[WAS ZU TUN IST]:
1. Welchen Datentyp hat laut Textauszug der DB-Designer als ID für die Tabellen verwendet?
2. Schreibe aus dem Textauszug die Passage von "## The_S (18." bis "(BigInt) gesetzt haben." wortgetreu ab.

[TEXTAUSZUG]:
# Extreme Refactoring



## The_S (18. Feb 2009)

Hi-Ho,

ich habe einen ganzen Haufen voll VOs, die natürlich eine Tabelle in einer DB repräsentieren. Die VOs sind unabhängig von der DB entstanden. Meine Aufgabe ist es nun, die VOs an die Tabellenstruktur anzupassen. Dabei fällt auf, dass der DB-Designer einen Integer als ID für die Tabellen verwendet hat, wir aber auf einen Long (BigInt) gesetzt haben.

Wie bekomme ich jetzt am simpelsten die IDs meiner ganzen VOs (ein package + subpackages) und die dazugehörigen Getter und Setter in einen Integer geändert? Optimal wäre natürlich, wenn die ganzen Zugriffe und Aufrufe der VOs auch automatisiert umgestellt werden können.

Danke!

Ps.: Das Mapping übernimmt Hibernate.


----------



## tfa (18. Feb 2009)

[EXTRAHIERTE DATENSÄTZE]:
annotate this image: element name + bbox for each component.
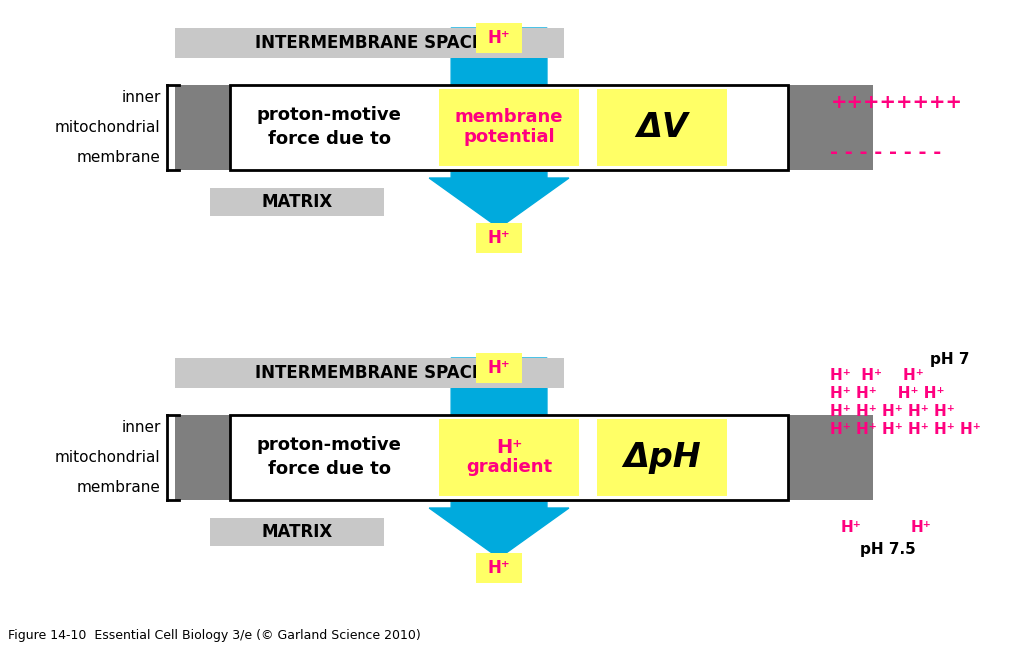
Text: H⁺: H⁺: [487, 359, 510, 377]
Bar: [476, 23, 522, 53]
Text: H⁺: H⁺: [496, 438, 522, 457]
Text: MATRIX: MATRIX: [261, 523, 333, 541]
Text: inner: inner: [121, 420, 161, 435]
Text: inner: inner: [121, 90, 161, 105]
Bar: [788, 415, 873, 500]
Text: proton-motive: proton-motive: [257, 106, 401, 125]
Bar: [210, 518, 384, 546]
Text: mitochondrial: mitochondrial: [55, 450, 161, 465]
Text: ΔpH: ΔpH: [623, 441, 700, 474]
Bar: [439, 89, 579, 166]
Text: H⁺ H⁺ H⁺ H⁺ H⁺: H⁺ H⁺ H⁺ H⁺ H⁺: [830, 404, 955, 419]
Text: H⁺: H⁺: [841, 520, 861, 535]
Bar: [229, 85, 788, 170]
Bar: [476, 223, 522, 253]
Bar: [210, 188, 384, 216]
Text: - - - - - - - -: - - - - - - - -: [830, 143, 942, 162]
Text: membrane: membrane: [77, 480, 161, 495]
Text: pH 7.5: pH 7.5: [860, 542, 916, 557]
Text: H⁺ H⁺ H⁺ H⁺ H⁺ H⁺: H⁺ H⁺ H⁺ H⁺ H⁺ H⁺: [830, 422, 981, 437]
Text: H⁺: H⁺: [487, 29, 510, 47]
Text: MATRIX: MATRIX: [261, 193, 333, 211]
Bar: [597, 89, 727, 166]
Polygon shape: [429, 358, 569, 558]
Text: H⁺ H⁺    H⁺ H⁺: H⁺ H⁺ H⁺ H⁺: [830, 386, 945, 401]
Text: potential: potential: [463, 129, 555, 147]
Text: force due to: force due to: [268, 130, 391, 149]
Bar: [788, 85, 873, 170]
Text: membrane: membrane: [77, 150, 161, 165]
Text: H⁺: H⁺: [910, 520, 931, 535]
Text: pH 7: pH 7: [930, 352, 970, 367]
Text: gradient: gradient: [466, 458, 552, 476]
Bar: [439, 419, 579, 496]
Bar: [175, 28, 564, 58]
Bar: [175, 358, 564, 388]
Polygon shape: [429, 28, 569, 228]
Text: force due to: force due to: [268, 461, 391, 478]
Bar: [476, 553, 522, 583]
Bar: [175, 85, 229, 170]
Text: proton-motive: proton-motive: [257, 437, 401, 454]
Bar: [175, 415, 229, 500]
Text: Figure 14-10  Essential Cell Biology 3/e (© Garland Science 2010): Figure 14-10 Essential Cell Biology 3/e …: [8, 629, 421, 642]
Text: membrane: membrane: [455, 108, 563, 127]
Text: H⁺  H⁺    H⁺: H⁺ H⁺ H⁺: [830, 368, 925, 383]
Text: H⁺: H⁺: [487, 559, 510, 577]
Bar: [476, 353, 522, 383]
Text: ΔV: ΔV: [636, 111, 687, 144]
Bar: [597, 419, 727, 496]
Text: mitochondrial: mitochondrial: [55, 120, 161, 135]
Text: ++++++++: ++++++++: [830, 93, 963, 112]
Text: H⁺: H⁺: [487, 229, 510, 247]
Text: INTERMEMBRANE SPACE: INTERMEMBRANE SPACE: [255, 364, 483, 382]
Bar: [229, 415, 788, 500]
Text: INTERMEMBRANE SPACE: INTERMEMBRANE SPACE: [255, 34, 483, 52]
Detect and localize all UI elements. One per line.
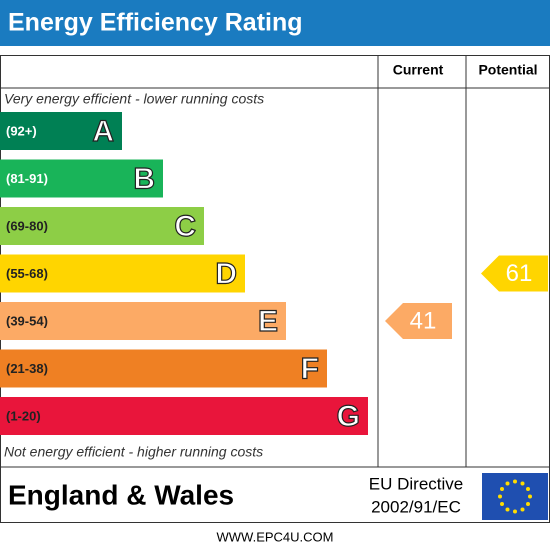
band-letter: F [301, 352, 319, 385]
flag-star [520, 481, 525, 486]
flag-star [520, 507, 525, 512]
column-header: Current [393, 62, 444, 78]
band [0, 159, 163, 198]
directive: 2002/91/EC [371, 497, 461, 516]
flag-star [498, 494, 502, 499]
band [0, 302, 286, 340]
band-letter: B [133, 162, 155, 195]
band-letter: A [92, 115, 114, 148]
band-range: (92+) [6, 123, 37, 138]
flag-star [505, 481, 510, 486]
flag-star [525, 487, 530, 491]
chart-title: Energy Efficiency Rating [8, 9, 303, 37]
flag-star [513, 509, 517, 514]
region: England & Wales [8, 479, 234, 510]
band-range: (81-91) [6, 171, 48, 186]
flag-star [513, 479, 517, 484]
top-note: Very energy efficient - lower running co… [4, 91, 264, 107]
directive: EU Directive [369, 474, 463, 493]
band [0, 349, 327, 388]
band-letter: E [258, 305, 278, 338]
band-letter: G [337, 400, 360, 433]
flag-star [500, 487, 505, 491]
title-bar [0, 0, 550, 46]
rating-arrow [385, 303, 452, 339]
rating-arrow [481, 255, 548, 292]
band [0, 397, 368, 435]
band [0, 112, 122, 150]
flag-star [505, 507, 510, 512]
flag-star [500, 502, 505, 506]
band-letter: D [215, 257, 237, 290]
band-range: (21-38) [6, 361, 48, 376]
bottom-note: Not energy efficient - higher running co… [4, 444, 263, 460]
rating-value: 61 [506, 260, 533, 287]
band-letter: C [174, 210, 196, 243]
band-range: (1-20) [6, 408, 41, 423]
flag-star [525, 502, 530, 506]
rating-value: 41 [410, 307, 437, 334]
band-range: (55-68) [6, 266, 48, 281]
band-range: (39-54) [6, 313, 48, 328]
flag-star [528, 494, 532, 499]
band [0, 207, 204, 245]
band-range: (69-80) [6, 218, 48, 233]
website: WWW.EPC4U.COM [217, 529, 334, 544]
column-header: Potential [478, 62, 537, 78]
band [0, 254, 245, 293]
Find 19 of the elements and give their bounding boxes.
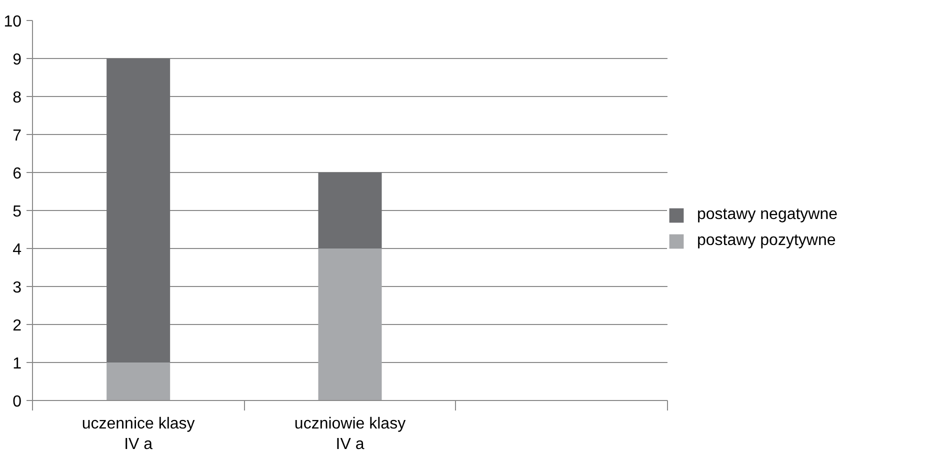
- bar: [106, 362, 170, 400]
- legend-label: postawy negatywne: [697, 206, 838, 224]
- y-tick-label: 4: [12, 242, 22, 258]
- x-tick-label: uczennice klasy IV a: [82, 416, 195, 453]
- legend-label: postawy pozytywne: [697, 232, 836, 250]
- y-tick-label: 1: [12, 356, 22, 372]
- y-tick-label: 8: [12, 90, 22, 106]
- y-tick-label: 7: [12, 128, 22, 144]
- y-tick-label: 0: [12, 394, 22, 410]
- y-tick-label: 6: [12, 166, 22, 182]
- bar: [318, 248, 382, 400]
- y-tick-label: 5: [12, 204, 22, 220]
- y-tick-label: 2: [12, 318, 22, 334]
- bar: [318, 172, 382, 248]
- x-tick-label: uczniowie klasy IV a: [294, 416, 406, 453]
- bar: [106, 58, 170, 362]
- y-tick-label: 3: [12, 280, 22, 296]
- y-tick-label: 9: [12, 52, 22, 68]
- y-tick-label: 10: [4, 14, 22, 30]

[ANTWORTEN JE AUFGABE]:
1. Einen Integer.

2.
## The_S (18. Feb 2009)

Hi-Ho,

ich habe einen ganzen Haufen voll VOs, die natürlich eine Tabelle in einer DB repräsentieren. Die VOs sind unabhängig von der DB entstanden. Meine Aufgabe ist es nun, die VOs an die Tabellenstruktur anzupassen. Dabei fällt auf, dass der DB-Designer einen Integer als ID für die Tabellen verwendet hat, wir aber auf einen Long (BigInt) gesetzt haben.